** start Data **

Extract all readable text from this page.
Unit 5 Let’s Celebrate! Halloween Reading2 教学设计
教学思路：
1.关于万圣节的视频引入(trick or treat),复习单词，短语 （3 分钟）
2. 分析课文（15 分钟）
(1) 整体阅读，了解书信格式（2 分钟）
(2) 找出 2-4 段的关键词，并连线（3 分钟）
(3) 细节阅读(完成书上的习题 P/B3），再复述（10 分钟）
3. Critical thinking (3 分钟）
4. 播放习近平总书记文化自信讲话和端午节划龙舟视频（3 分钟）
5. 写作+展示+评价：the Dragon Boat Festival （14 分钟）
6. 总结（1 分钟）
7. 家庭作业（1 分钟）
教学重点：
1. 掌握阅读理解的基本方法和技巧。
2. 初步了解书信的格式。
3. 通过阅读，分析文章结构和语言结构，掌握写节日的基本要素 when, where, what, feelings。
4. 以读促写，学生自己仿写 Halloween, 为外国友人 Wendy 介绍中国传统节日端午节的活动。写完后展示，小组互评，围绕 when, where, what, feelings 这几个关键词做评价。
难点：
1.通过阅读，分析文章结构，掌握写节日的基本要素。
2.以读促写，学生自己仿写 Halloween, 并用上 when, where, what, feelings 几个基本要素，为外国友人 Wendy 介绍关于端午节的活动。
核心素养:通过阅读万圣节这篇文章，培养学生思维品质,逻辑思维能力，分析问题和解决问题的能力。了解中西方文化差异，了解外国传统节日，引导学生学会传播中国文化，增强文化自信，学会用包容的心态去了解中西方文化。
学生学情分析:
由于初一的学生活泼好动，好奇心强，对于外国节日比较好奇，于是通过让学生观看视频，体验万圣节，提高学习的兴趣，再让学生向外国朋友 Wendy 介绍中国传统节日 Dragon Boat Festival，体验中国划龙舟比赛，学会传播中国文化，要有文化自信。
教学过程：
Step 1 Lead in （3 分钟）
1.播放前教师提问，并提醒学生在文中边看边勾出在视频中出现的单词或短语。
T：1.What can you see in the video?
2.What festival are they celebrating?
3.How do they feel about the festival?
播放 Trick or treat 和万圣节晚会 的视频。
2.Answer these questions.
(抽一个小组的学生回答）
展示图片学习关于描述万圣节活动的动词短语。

** end Data **

Write the listing out again, exactly as shown above.

Extract all readable text from this page.
Unit 5 Let’s Celebrate! Halloween Reading2 教学设计
教学思路：
1.关于万圣节的视频引入(trick or treat),复习单词，短语 （3 分钟）
2. 分析课文（15 分钟）
(1) 整体阅读，了解书信格式（2 分钟）
(2) 找出 2-4 段的关键词，并连线（3 分钟）
(3) 细节阅读(完成书上的习题 P/B3），再复述（10 分钟）
3. Critical thinking (3 分钟）
4. 播放习近平总书记文化自信讲话和端午节划龙舟视频（3 分钟）
5. 写作+展示+评价：the Dragon Boat Festival （14 分钟）
6. 总结（1 分钟）
7. 家庭作业（1 分钟）
教学重点：
1. 掌握阅读理解的基本方法和技巧。
2. 初步了解书信的格式。
3. 通过阅读，分析文章结构和语言结构，掌握写节日的基本要素 when, where, what, feelings。
4. 以读促写，学生自己仿写 Halloween, 为外国友人 Wendy 介绍中国传统节日端午节的活动。写完后展示，小组互评，围绕 when, where, what, feelings 这几个关键词做评价。
难点：
1.通过阅读，分析文章结构，掌握写节日的基本要素。
2.以读促写，学生自己仿写 Halloween, 并用上 when, where, what, feelings 几个基本要素，为外国友人 Wendy 介绍关于端午节的活动。
核心素养:通过阅读万圣节这篇文章，培养学生思维品质,逻辑思维能力，分析问题和解决问题的能力。了解中西方文化差异，了解外国传统节日，引导学生学会传播中国文化，增强文化自信，学会用包容的心态去了解中西方文化。
学生学情分析:
由于初一的学生活泼好动，好奇心强，对于外国节日比较好奇，于是通过让学生观看视频，体验万圣节，提高学习的兴趣，再让学生向外国朋友 Wendy 介绍中国传统节日 Dragon Boat Festival，体验中国划龙舟比赛，学会传播中国文化，要有文化自信。
教学过程：
Step 1 Lead in （3 分钟）
1.播放前教师提问，并提醒学生在文中边看边勾出在视频中出现的单词或短语。
T：1.What can you see in the video?
2.What festival are they celebrating?
3.How do they feel about the festival?
播放 Trick or treat 和万圣节晚会 的视频。
2.Answer these questions.
(抽一个小组的学生回答）
展示图片学习关于描述万圣节活动的动词短语。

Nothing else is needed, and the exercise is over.